* TASK STATEMENT *
Lay out the lines of all the records below as a single numbered list, skipping blank lines and leaving the pictures out.

# START OF MATERIAL PROVIDED

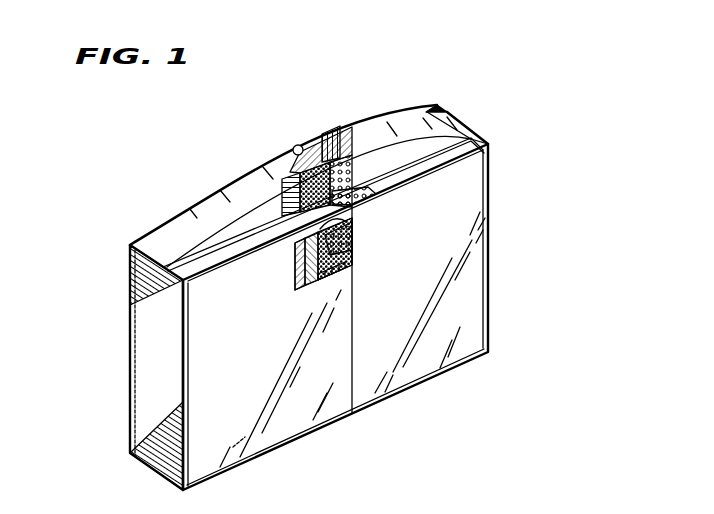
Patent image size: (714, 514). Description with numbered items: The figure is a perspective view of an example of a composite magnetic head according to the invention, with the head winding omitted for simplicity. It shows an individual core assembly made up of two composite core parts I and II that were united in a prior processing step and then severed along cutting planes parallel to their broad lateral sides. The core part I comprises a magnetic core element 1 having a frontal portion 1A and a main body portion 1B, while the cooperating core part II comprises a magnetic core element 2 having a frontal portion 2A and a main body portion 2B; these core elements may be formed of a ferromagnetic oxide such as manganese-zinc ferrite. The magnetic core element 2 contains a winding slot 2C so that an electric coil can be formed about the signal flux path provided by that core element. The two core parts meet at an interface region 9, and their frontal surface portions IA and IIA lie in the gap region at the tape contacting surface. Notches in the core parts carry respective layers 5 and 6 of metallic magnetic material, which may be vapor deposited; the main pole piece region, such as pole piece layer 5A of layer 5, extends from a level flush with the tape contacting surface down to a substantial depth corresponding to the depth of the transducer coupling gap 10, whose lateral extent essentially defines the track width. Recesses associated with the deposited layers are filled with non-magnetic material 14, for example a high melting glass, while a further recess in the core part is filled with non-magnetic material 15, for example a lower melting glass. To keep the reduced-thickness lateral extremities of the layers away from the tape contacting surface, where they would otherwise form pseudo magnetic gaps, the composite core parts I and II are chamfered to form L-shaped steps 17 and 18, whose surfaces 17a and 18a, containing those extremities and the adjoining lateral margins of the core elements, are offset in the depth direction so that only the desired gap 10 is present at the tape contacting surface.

The magnetic core element 1 is at (491, 186).
The frontal portion 1A is at (448, 123).
The main body portion 1B is at (467, 238).
The magnetic core element 2 is at (128, 269).
The frontal portion 2A is at (137, 242).
The main body portion 2B is at (228, 453).
The winding slot 2C is at (293, 266).
The layer of metallic magnetic material 5 is at (333, 128).
The magnetic pole piece layer 5A is at (320, 140).
The layer of metallic magnetic material 6 is at (286, 166).
The interface region 9 is at (355, 359).
The transducer coupling gap 10 is at (292, 144).
The non-magnetic material 14 is at (340, 208).
The non-magnetic material 15 is at (353, 197).
The L-shaped step 17 is at (148, 224).
The offset surface 17a is at (437, 103).
The L-shaped step 18 is at (172, 275).
The offset surface 18a is at (220, 258).
The composite core part I is at (497, 280).
The composite core part II is at (148, 405).
The frontal surface portion IA is at (362, 136).
The frontal surface portion IIA is at (208, 183).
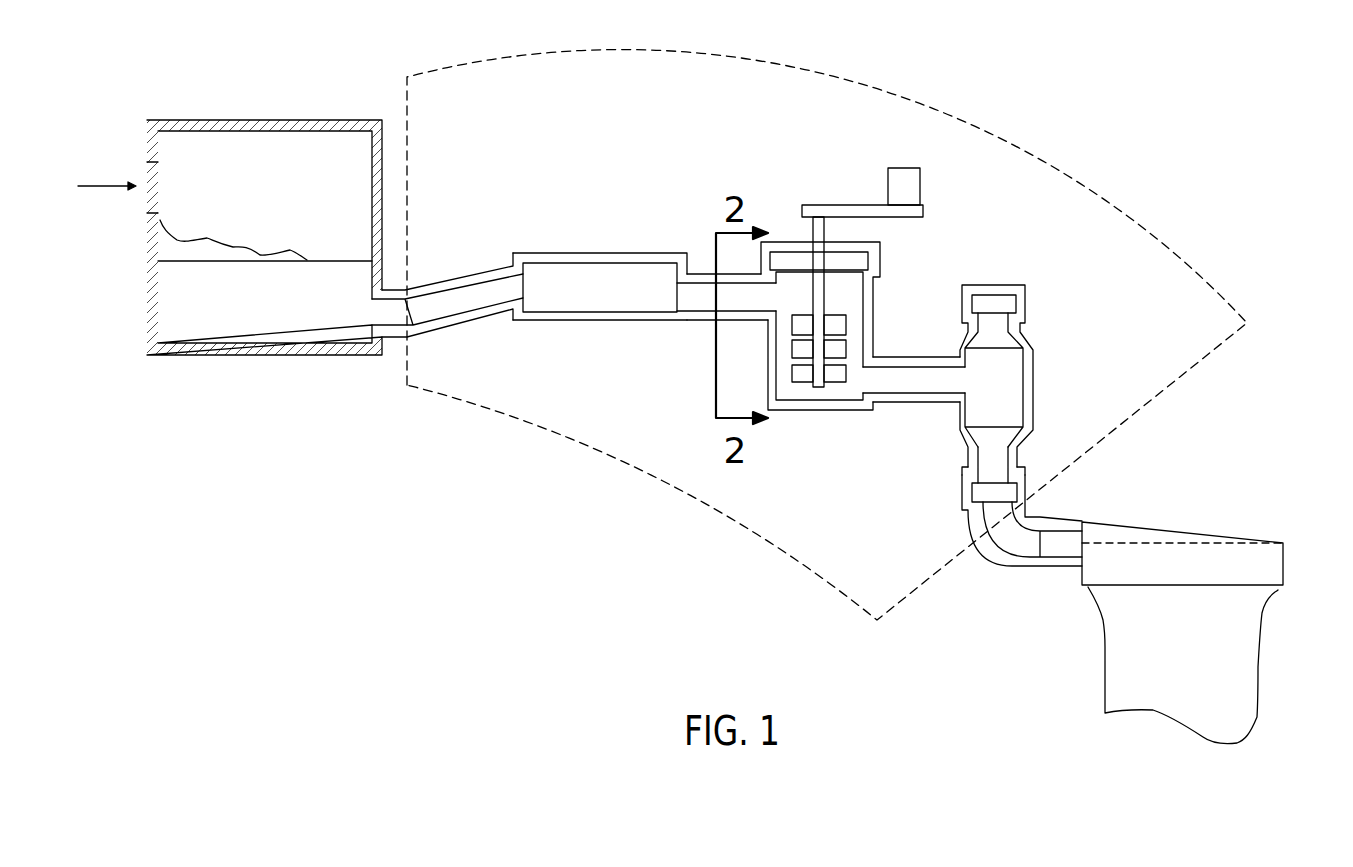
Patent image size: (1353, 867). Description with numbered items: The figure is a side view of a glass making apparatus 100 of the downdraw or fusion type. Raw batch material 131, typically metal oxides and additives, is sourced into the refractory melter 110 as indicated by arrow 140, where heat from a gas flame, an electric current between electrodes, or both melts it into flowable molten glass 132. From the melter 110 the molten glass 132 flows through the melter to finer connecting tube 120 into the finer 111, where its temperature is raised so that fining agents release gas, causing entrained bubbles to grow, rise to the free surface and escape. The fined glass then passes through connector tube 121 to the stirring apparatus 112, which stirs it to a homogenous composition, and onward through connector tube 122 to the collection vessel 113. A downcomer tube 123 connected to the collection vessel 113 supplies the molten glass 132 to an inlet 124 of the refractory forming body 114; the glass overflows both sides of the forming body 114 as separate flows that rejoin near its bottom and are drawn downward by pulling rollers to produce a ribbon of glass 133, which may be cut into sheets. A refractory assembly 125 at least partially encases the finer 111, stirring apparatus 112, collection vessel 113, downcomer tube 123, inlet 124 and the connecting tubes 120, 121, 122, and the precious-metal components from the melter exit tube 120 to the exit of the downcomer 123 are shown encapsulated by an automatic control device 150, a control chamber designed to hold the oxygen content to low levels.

The glass making apparatus 100 is at (1177, 90).
The melter 110 is at (345, 122).
The finer 111 is at (594, 260).
The stirring apparatus 112 is at (835, 402).
The collection vessel 113 is at (1028, 365).
The forming body 114 is at (1287, 560).
The melter to finer connecting tube 120 is at (477, 278).
The connector tube 121 is at (703, 312).
The connector tube 122 is at (907, 395).
The downcomer tube 123 is at (978, 467).
The inlet 124 is at (1055, 558).
The refractory assembly 125 is at (539, 243).
The batch material 131 is at (220, 243).
The molten glass 132 is at (165, 303).
The ribbon of glass 133 is at (1263, 660).
The arrow 140 is at (97, 187).
The automatic control device 150 is at (1152, 232).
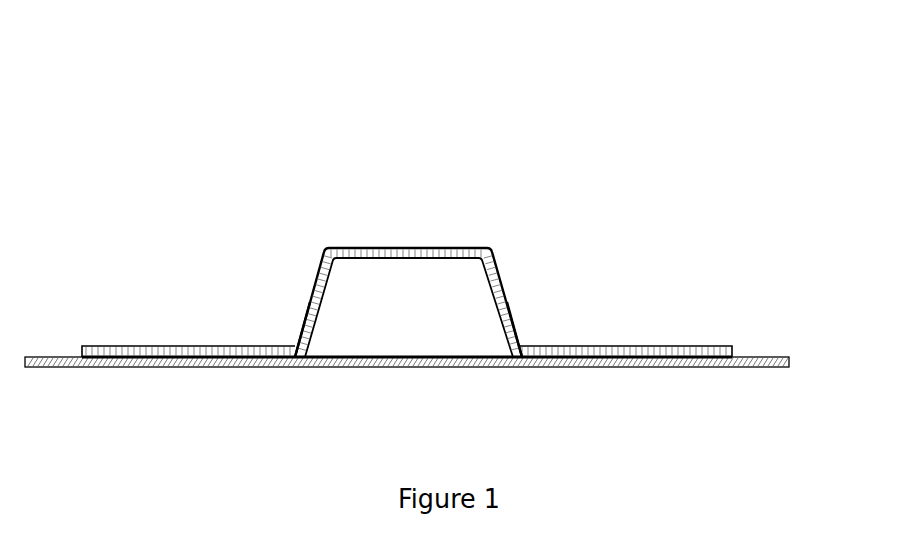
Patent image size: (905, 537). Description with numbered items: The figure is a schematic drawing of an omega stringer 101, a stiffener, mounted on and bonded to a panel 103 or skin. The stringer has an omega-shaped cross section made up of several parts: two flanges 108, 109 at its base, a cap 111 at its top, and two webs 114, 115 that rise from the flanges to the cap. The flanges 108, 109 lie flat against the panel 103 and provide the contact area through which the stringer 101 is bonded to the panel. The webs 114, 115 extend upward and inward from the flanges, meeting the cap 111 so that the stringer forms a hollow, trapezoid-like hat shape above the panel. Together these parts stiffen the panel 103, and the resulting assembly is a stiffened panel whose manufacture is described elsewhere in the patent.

The omega stringer 101 is at (452, 203).
The panel 103 is at (778, 357).
The flange 108 is at (102, 345).
The flange 109 is at (645, 347).
The cap 111 is at (412, 248).
The web 114 is at (297, 345).
The web 115 is at (508, 298).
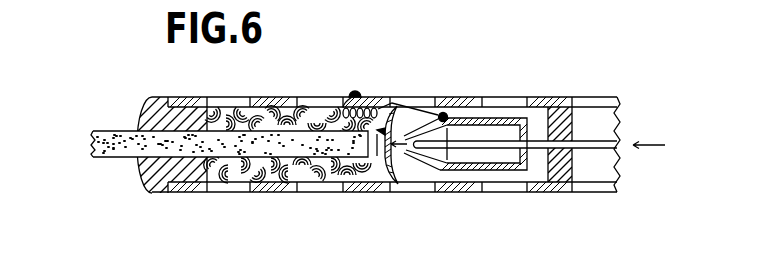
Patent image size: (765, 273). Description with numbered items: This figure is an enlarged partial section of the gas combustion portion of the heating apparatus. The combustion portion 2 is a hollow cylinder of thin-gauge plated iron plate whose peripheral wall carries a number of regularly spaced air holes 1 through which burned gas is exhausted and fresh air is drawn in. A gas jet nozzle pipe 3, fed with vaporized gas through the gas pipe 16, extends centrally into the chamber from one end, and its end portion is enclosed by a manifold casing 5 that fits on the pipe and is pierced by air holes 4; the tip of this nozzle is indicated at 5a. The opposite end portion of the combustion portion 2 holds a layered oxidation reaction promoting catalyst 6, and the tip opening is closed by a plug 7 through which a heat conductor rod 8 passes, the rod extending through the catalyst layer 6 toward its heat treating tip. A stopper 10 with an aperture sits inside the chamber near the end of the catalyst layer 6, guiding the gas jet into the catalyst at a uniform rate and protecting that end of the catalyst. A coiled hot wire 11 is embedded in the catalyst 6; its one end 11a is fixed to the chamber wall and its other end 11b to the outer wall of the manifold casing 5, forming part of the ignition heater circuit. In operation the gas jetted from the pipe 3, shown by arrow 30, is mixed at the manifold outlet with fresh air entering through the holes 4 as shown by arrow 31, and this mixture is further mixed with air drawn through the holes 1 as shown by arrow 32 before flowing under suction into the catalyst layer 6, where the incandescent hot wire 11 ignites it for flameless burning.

The air holes 1 is at (312, 102).
The combustion portion 2 is at (546, 98).
The gas jet nozzle pipe 3 is at (457, 149).
The air holes 4 is at (487, 120).
The manifold casing 5 is at (512, 168).
The tapered nozzle end 5a is at (400, 152).
The layered oxidation reaction promoting catalyst 6 is at (254, 103).
The plug 7 is at (158, 109).
The heat conductor rod 8 is at (122, 132).
The stopper 10 is at (398, 173).
The hot wire 11 is at (363, 112).
The end of hot wire 11a is at (344, 116).
The other end of hot wire 11b is at (439, 114).
The gas pipe 16 is at (597, 146).
The arrow 30 is at (401, 178).
The arrow 31 is at (446, 134).
The arrow 32 is at (419, 173).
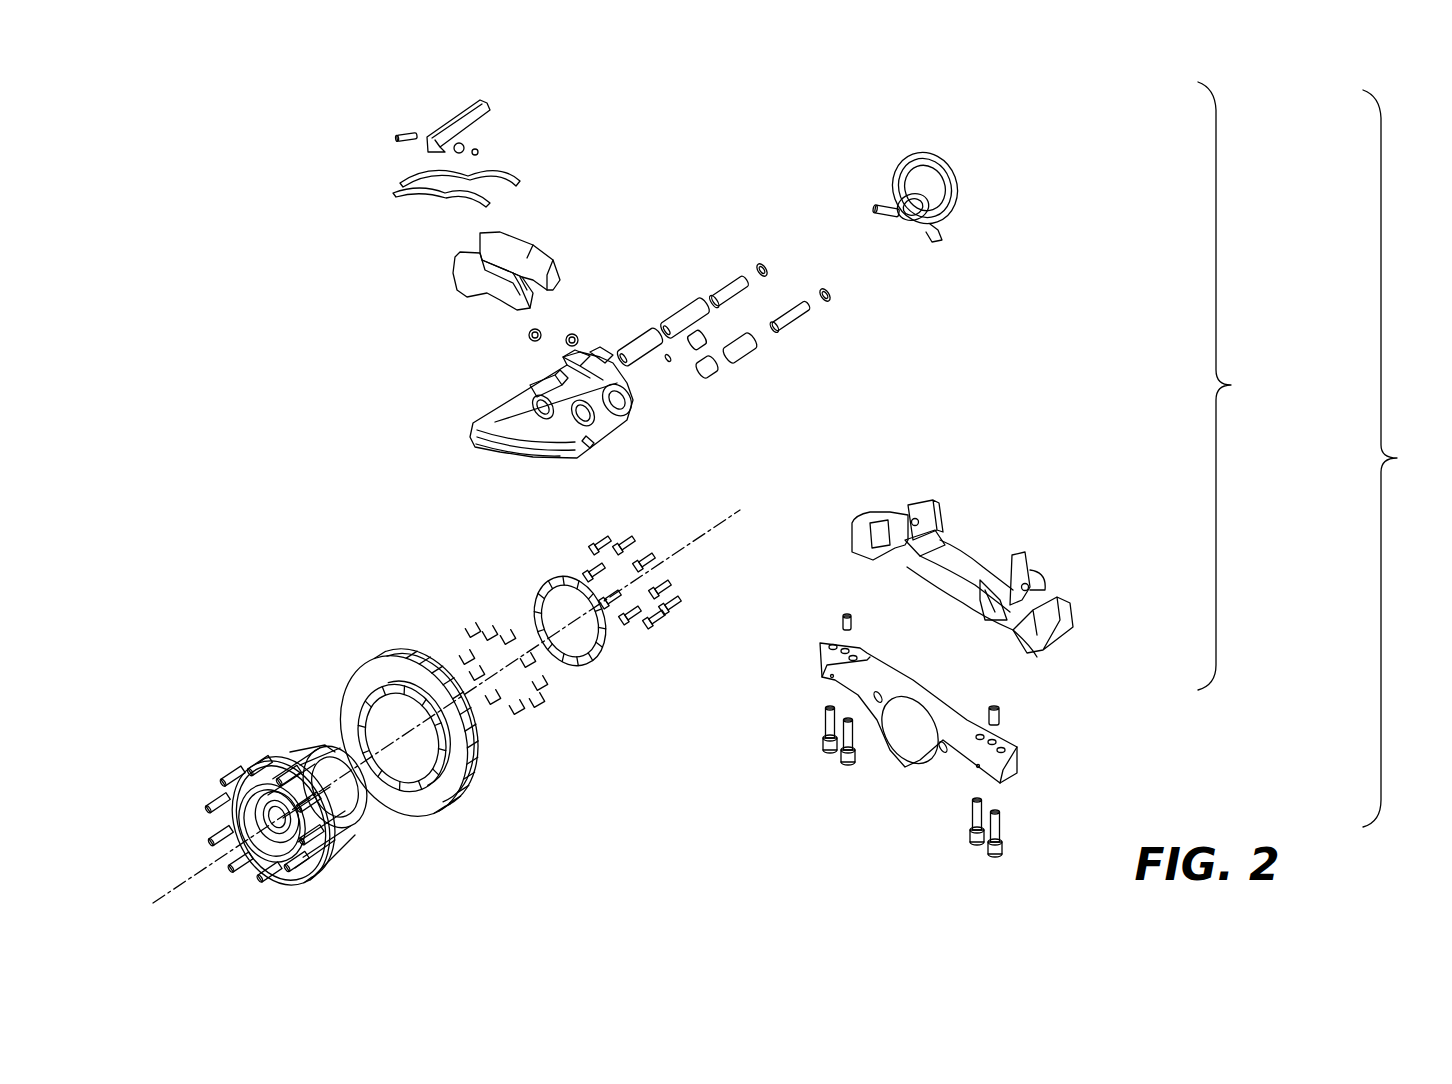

# END OF MATERIAL PROVIDED

* EXERCISE ANSWER *
1. Patent image size: (714, 514). Description with numbered items: The figure is a perspective view of an example of a composite magnetic head according to the invention, with the head winding omitted for simplicity. It shows an individual core assembly made up of two composite core parts I and II that were united in a prior processing step and then severed along cutting planes parallel to their broad lateral sides. The core part I comprises a magnetic core element 1 having a frontal portion 1A and a main body portion 1B, while the cooperating core part II comprises a magnetic core element 2 having a frontal portion 2A and a main body portion 2B; these core elements may be formed of a ferromagnetic oxide such as manganese-zinc ferrite. The magnetic core element 2 contains a winding slot 2C so that an electric coil can be formed about the signal flux path provided by that core element. The two core parts meet at an interface region 9, and their frontal surface portions IA and IIA lie in the gap region at the tape contacting surface. Notches in the core parts carry respective layers 5 and 6 of metallic magnetic material, which may be vapor deposited; the main pole piece region, such as pole piece layer 5A of layer 5, extends from a level flush with the tape contacting surface down to a substantial depth corresponding to the depth of the transducer coupling gap 10, whose lateral extent essentially defines the track width. Recesses associated with the deposited layers are filled with non-magnetic material 14, for example a high melting glass, while a further recess in the core part is filled with non-magnetic material 15, for example a lower melting glass. To keep the reduced-thickness lateral extremities of the layers away from the tape contacting surface, where they would otherwise form pseudo magnetic gaps, the composite core parts I and II are chamfered to form L-shaped steps 17 and 18, whose surfaces 17a and 18a, containing those extremities and the adjoining lateral margins of the core elements, are offset in the depth direction so that only the desired gap 10 is present at the tape contacting surface.
2. The magnetic core element 1 is at (491, 186).
3. The frontal portion 1A is at (448, 123).
4. The main body portion 1B is at (467, 238).
5. The magnetic core element 2 is at (128, 269).
6. The frontal portion 2A is at (137, 242).
7. The main body portion 2B is at (228, 453).
8. The winding slot 2C is at (293, 266).
9. The layer of metallic magnetic material 5 is at (333, 128).
10. The magnetic pole piece layer 5A is at (320, 140).
11. The layer of metallic magnetic material 6 is at (286, 166).
12. The interface region 9 is at (355, 359).
13. The transducer coupling gap 10 is at (292, 144).
14. The non-magnetic material 14 is at (340, 208).
15. The non-magnetic material 15 is at (353, 197).
16. The L-shaped step 17 is at (148, 224).
17. The offset surface 17a is at (437, 103).
18. The L-shaped step 18 is at (172, 275).
19. The offset surface 18a is at (220, 258).
20. The composite core part I is at (497, 280).
21. The composite core part II is at (148, 405).
22. The frontal surface portion IA is at (362, 136).
23. The frontal surface portion IIA is at (208, 183).
24. Patent image size: (1353, 867). Description with numbered items: The figure is a side view of a glass making apparatus 100 of the downdraw or fusion type. Raw batch material 131, typically metal oxides and additives, is sourced into the refractory melter 110 as indicated by arrow 140, where heat from a gas flame, an electric current between electrodes, or both melts it into flowable molten glass 132. From the melter 110 the molten glass 132 flows through the melter to finer connecting tube 120 into the finer 111, where its temperature is raised so that fining agents release gas, causing entrained bubbles to grow, rise to the free surface and escape. The fined glass then passes through connector tube 121 to the stirring apparatus 112, which stirs it to a homogenous composition, and onward through connector tube 122 to the collection vessel 113. A downcomer tube 123 connected to the collection vessel 113 supplies the molten glass 132 to an inlet 124 of the refractory forming body 114; the glass overflows both sides of the forming body 114 as separate flows that rejoin near its bottom and are drawn downward by pulling rollers to produce a ribbon of glass 133, which may be cut into sheets. A refractory assembly 125 at least partially encases the finer 111, stirring apparatus 112, collection vessel 113, downcomer tube 123, inlet 124 and the connecting tubes 120, 121, 122, and the precious-metal components from the melter exit tube 120 to the exit of the downcomer 123 are shown encapsulated by an automatic control device 150, a control chamber designed to hold the oxygen content to low levels.
25. The glass making apparatus 100 is at (1177, 90).
26. The melter 110 is at (345, 122).
27. The finer 111 is at (594, 260).
28. The stirring apparatus 112 is at (835, 402).
29. The collection vessel 113 is at (1028, 365).
30. The forming body 114 is at (1287, 560).
31. The melter to finer connecting tube 120 is at (477, 278).
32. The connector tube 121 is at (703, 312).
33. The connector tube 122 is at (907, 395).
34. The downcomer tube 123 is at (978, 467).
35. The inlet 124 is at (1055, 558).
36. The refractory assembly 125 is at (539, 243).
37. The batch material 131 is at (220, 243).
38. The molten glass 132 is at (165, 303).
39. The ribbon of glass 133 is at (1263, 660).
40. The arrow 140 is at (97, 187).
41. The automatic control device 150 is at (1152, 232).
42. Patent image size: (905, 537). Description with numbered items: The figure is a schematic drawing of an omega stringer 101, a stiffener, mounted on and bonded to a panel 103 or skin. The stringer has an omega-shaped cross section made up of several parts: two flanges 108, 109 at its base, a cap 111 at its top, and two webs 114, 115 that rise from the flanges to the cap. The flanges 108, 109 lie flat against the panel 103 and provide the contact area through which the stringer 101 is bonded to the panel. The webs 114, 115 extend upward and inward from the flanges, meeting the cap 111 so that the stringer forms a hollow, trapezoid-like hat shape above the panel. Together these parts stiffen the panel 103, and the resulting assembly is a stiffened panel whose manufacture is described elsewhere in the patent.
43. The omega stringer 101 is at (452, 203).
44. The panel 103 is at (778, 357).
45. The flange 108 is at (102, 345).
46. The flange 109 is at (645, 347).
47. The cap 111 is at (412, 248).
48. The web 114 is at (297, 345).
49. The web 115 is at (508, 298).
50. Patent image size: (765, 273). Description with numbered items: This figure is an enlarged partial section of the gas combustion portion of the heating apparatus. The combustion portion 2 is a hollow cylinder of thin-gauge plated iron plate whose peripheral wall carries a number of regularly spaced air holes 1 through which burned gas is exhausted and fresh air is drawn in. A gas jet nozzle pipe 3, fed with vaporized gas through the gas pipe 16, extends centrally into the chamber from one end, and its end portion is enclosed by a manifold casing 5 that fits on the pipe and is pierced by air holes 4; the tip of this nozzle is indicated at 5a. The opposite end portion of the combustion portion 2 holds a layered oxidation reaction promoting catalyst 6, and the tip opening is closed by a plug 7 through which a heat conductor rod 8 passes, the rod extending through the catalyst layer 6 toward its heat treating tip. A stopper 10 with an aperture sits inside the chamber near the end of the catalyst layer 6, guiding the gas jet into the catalyst at a uniform rate and protecting that end of the catalyst. A coiled hot wire 11 is embedded in the catalyst 6; its one end 11a is fixed to the chamber wall and its other end 11b to the outer wall of the manifold casing 5, forming part of the ignition heater circuit. In operation the gas jetted from the pipe 3, shown by arrow 30, is mixed at the manifold outlet with fresh air entering through the holes 4 as shown by arrow 31, and this mixture is further mixed with air drawn through the holes 1 as shown by arrow 32 before flowing under suction into the catalyst layer 6, where the incandescent hot wire 11 ignites it for flameless burning.
51. The air holes 1 is at (312, 102).
52. The combustion portion 2 is at (546, 98).
53. The gas jet nozzle pipe 3 is at (457, 149).
54. The air holes 4 is at (487, 120).
55. The manifold casing 5 is at (512, 168).
56. The tapered nozzle end 5a is at (400, 152).
57. The layered oxidation reaction promoting catalyst 6 is at (254, 103).
58. The plug 7 is at (158, 109).
59. The heat conductor rod 8 is at (122, 132).
60. The stopper 10 is at (398, 173).
61. The hot wire 11 is at (363, 112).
62. The end of hot wire 11a is at (344, 116).
63. The other end of hot wire 11b is at (439, 114).
64. The gas pipe 16 is at (597, 146).
65. The arrow 30 is at (401, 178).
66. The arrow 31 is at (446, 134).
67. The arrow 32 is at (419, 173).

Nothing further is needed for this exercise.